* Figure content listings
····················

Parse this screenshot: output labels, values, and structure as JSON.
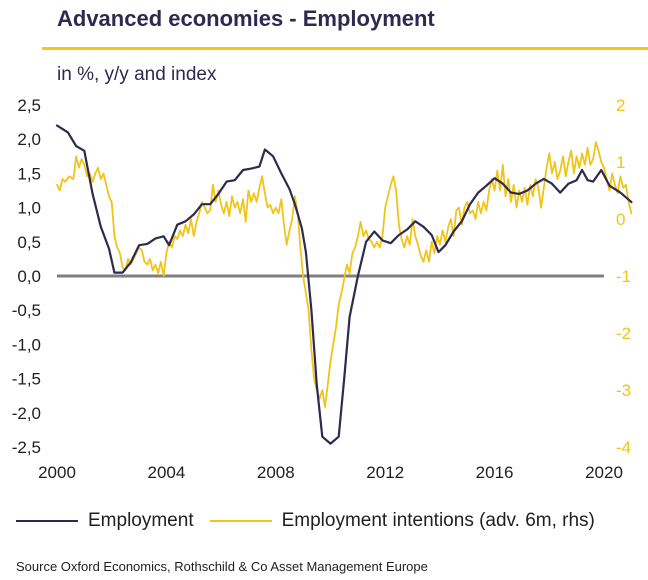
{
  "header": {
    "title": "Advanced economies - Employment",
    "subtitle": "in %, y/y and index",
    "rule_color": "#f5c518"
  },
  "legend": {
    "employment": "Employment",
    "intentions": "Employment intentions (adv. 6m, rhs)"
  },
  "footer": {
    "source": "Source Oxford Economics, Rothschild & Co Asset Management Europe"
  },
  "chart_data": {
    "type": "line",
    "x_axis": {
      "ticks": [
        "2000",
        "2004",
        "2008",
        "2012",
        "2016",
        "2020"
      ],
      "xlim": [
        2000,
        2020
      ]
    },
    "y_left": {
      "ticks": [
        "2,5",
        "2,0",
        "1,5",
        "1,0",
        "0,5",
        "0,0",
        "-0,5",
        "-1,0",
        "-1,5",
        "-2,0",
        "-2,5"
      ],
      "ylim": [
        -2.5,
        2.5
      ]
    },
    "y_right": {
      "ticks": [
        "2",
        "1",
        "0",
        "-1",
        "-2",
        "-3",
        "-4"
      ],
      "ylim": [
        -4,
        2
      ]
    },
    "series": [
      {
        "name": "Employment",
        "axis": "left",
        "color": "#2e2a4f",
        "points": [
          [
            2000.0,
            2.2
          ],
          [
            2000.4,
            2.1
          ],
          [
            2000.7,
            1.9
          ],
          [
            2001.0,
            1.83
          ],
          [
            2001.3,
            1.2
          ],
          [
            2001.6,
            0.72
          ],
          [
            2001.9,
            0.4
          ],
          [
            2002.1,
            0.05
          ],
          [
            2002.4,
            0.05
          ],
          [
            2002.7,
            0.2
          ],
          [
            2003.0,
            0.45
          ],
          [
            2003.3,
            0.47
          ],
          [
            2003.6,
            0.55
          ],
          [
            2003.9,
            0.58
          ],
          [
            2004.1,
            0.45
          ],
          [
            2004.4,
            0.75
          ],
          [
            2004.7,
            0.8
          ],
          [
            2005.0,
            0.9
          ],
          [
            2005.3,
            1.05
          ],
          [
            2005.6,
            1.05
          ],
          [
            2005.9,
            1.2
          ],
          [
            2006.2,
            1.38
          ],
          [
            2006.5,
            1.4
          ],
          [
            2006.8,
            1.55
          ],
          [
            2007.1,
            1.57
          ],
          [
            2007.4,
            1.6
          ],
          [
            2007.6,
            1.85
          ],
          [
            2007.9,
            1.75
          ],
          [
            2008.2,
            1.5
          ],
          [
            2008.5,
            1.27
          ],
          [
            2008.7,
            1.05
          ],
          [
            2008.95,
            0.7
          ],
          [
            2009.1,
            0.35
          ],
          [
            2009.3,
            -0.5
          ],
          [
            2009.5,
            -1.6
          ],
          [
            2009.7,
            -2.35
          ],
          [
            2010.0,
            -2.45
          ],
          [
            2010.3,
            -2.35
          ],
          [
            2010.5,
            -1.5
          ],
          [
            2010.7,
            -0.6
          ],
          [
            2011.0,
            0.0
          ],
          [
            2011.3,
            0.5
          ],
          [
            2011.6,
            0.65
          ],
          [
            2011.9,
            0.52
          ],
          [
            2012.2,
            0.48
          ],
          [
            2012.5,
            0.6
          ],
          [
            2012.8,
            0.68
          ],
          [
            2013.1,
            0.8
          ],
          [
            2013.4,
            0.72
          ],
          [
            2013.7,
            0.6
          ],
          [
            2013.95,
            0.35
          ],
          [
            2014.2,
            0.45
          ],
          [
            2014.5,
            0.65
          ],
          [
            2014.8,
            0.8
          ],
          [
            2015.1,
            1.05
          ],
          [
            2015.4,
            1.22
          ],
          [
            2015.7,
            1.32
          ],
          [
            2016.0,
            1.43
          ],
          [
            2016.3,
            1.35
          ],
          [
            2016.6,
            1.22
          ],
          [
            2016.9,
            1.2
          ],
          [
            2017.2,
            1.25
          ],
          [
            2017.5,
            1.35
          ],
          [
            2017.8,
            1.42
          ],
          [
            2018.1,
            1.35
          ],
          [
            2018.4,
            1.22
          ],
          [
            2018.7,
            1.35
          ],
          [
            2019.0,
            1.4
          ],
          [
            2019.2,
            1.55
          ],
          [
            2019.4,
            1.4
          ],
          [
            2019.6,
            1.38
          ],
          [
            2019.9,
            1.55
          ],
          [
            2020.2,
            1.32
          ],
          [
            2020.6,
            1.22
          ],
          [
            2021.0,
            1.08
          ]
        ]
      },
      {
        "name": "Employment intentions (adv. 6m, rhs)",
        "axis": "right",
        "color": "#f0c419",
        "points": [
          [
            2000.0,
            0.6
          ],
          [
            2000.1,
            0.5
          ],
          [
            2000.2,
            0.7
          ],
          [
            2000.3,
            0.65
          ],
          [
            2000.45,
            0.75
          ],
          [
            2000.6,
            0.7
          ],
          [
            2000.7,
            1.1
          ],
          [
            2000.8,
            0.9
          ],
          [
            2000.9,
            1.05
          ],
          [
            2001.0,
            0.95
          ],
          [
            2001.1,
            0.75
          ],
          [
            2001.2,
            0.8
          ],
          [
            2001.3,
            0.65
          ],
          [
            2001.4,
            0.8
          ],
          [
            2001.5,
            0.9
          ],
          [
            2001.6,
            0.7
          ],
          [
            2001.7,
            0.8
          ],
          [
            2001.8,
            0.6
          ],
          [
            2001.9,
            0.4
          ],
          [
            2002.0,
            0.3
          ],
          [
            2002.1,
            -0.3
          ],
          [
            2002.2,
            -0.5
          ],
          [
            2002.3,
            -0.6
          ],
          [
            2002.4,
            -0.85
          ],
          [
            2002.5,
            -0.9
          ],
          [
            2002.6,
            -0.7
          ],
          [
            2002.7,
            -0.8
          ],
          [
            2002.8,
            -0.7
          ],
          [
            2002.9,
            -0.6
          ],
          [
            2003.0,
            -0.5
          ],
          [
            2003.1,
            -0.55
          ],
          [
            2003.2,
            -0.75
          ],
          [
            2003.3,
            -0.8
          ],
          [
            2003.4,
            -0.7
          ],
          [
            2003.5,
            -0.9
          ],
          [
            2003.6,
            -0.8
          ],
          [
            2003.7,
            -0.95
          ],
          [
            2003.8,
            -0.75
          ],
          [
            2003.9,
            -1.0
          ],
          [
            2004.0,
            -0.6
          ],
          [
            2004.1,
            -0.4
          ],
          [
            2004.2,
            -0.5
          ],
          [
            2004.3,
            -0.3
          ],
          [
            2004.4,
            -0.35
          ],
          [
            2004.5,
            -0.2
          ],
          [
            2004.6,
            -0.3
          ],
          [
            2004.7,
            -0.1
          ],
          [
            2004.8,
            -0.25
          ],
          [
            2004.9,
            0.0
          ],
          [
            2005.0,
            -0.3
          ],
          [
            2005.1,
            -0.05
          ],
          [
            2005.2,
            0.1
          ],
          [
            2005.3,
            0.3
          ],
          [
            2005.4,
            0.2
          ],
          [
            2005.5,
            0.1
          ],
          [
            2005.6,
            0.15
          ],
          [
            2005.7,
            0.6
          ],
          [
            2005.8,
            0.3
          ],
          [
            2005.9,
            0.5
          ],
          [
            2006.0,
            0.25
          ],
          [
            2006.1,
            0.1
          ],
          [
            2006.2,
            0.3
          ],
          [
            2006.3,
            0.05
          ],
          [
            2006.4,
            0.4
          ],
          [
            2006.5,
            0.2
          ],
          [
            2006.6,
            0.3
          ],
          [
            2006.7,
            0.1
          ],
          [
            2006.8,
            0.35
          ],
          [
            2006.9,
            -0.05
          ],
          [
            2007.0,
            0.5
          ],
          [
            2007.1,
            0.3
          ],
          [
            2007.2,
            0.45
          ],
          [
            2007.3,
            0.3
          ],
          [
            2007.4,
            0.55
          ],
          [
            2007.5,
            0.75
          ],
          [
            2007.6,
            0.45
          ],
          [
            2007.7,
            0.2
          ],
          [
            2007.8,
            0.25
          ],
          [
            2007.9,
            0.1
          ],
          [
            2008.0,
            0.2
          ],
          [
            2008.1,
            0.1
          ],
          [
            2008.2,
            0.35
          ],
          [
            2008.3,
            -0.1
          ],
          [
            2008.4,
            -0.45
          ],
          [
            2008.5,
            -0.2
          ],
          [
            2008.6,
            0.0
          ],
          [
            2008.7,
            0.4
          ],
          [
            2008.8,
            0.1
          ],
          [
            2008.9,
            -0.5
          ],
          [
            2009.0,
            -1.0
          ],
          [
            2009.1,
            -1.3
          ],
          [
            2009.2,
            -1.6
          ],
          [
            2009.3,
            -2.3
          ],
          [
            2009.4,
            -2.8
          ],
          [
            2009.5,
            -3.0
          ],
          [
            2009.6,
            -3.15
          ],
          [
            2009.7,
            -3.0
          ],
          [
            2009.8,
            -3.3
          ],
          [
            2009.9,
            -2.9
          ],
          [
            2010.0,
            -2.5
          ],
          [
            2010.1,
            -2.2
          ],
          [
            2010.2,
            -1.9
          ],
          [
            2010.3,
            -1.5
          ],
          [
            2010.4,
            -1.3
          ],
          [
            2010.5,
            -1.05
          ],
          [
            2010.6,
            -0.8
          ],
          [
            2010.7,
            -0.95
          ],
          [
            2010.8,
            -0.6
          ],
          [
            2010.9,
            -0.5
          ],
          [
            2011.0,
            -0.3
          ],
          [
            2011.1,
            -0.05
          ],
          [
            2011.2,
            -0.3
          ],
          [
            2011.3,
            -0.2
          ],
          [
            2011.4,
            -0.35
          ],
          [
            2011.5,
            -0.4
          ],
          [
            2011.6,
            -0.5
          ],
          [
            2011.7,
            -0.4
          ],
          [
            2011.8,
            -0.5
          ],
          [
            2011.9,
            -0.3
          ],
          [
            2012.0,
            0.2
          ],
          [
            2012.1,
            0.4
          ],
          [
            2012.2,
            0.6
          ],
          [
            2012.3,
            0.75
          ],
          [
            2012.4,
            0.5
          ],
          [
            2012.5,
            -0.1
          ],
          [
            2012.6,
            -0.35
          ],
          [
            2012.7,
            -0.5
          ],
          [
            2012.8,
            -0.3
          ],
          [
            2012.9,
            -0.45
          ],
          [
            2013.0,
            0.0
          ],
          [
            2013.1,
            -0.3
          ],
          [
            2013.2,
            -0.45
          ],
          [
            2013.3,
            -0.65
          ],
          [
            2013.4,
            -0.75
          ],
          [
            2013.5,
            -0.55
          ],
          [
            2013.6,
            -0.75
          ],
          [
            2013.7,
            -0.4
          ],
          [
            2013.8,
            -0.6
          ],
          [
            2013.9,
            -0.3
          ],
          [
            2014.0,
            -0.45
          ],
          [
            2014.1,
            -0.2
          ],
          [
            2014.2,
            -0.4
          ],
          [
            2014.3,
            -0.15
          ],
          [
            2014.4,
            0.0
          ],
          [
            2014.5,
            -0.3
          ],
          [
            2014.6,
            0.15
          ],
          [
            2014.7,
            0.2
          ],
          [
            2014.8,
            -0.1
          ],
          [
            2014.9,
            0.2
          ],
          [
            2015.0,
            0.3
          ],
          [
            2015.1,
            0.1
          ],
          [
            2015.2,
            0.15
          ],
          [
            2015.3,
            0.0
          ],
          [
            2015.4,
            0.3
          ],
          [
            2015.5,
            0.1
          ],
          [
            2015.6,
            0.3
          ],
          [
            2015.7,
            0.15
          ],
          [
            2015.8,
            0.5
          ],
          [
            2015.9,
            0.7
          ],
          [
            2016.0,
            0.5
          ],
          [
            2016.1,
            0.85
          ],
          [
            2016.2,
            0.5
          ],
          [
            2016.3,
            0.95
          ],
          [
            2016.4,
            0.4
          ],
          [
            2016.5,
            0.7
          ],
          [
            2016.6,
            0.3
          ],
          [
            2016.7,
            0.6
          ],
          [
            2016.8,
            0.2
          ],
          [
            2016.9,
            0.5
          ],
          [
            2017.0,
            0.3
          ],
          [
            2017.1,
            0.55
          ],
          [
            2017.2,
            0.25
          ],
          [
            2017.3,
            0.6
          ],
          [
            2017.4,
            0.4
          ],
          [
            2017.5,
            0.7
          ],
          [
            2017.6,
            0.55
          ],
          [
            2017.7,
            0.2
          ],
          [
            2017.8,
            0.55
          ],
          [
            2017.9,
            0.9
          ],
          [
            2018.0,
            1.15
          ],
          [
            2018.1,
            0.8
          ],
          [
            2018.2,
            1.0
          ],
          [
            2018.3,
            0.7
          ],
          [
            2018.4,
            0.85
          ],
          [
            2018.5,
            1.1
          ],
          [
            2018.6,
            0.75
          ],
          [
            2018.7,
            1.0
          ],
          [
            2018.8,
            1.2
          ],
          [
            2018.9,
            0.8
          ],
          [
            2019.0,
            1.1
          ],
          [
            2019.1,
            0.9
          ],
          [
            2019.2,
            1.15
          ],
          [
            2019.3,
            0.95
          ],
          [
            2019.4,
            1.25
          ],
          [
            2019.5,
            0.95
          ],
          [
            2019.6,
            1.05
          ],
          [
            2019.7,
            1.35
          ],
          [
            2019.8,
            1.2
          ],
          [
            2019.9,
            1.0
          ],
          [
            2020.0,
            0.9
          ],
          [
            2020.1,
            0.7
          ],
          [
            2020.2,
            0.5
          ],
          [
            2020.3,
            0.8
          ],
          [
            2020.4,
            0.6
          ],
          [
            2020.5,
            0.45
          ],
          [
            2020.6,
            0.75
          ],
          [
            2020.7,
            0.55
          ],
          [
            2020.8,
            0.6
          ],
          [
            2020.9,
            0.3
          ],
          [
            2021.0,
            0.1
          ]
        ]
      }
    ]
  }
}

····················

* Instruction
Show the lines from the data above that contain the string "intentions".

* Exercise output
    "intentions": "Employment intentions (adv. 6m, rhs)"
        "name": "Employment intentions (adv. 6m, rhs)",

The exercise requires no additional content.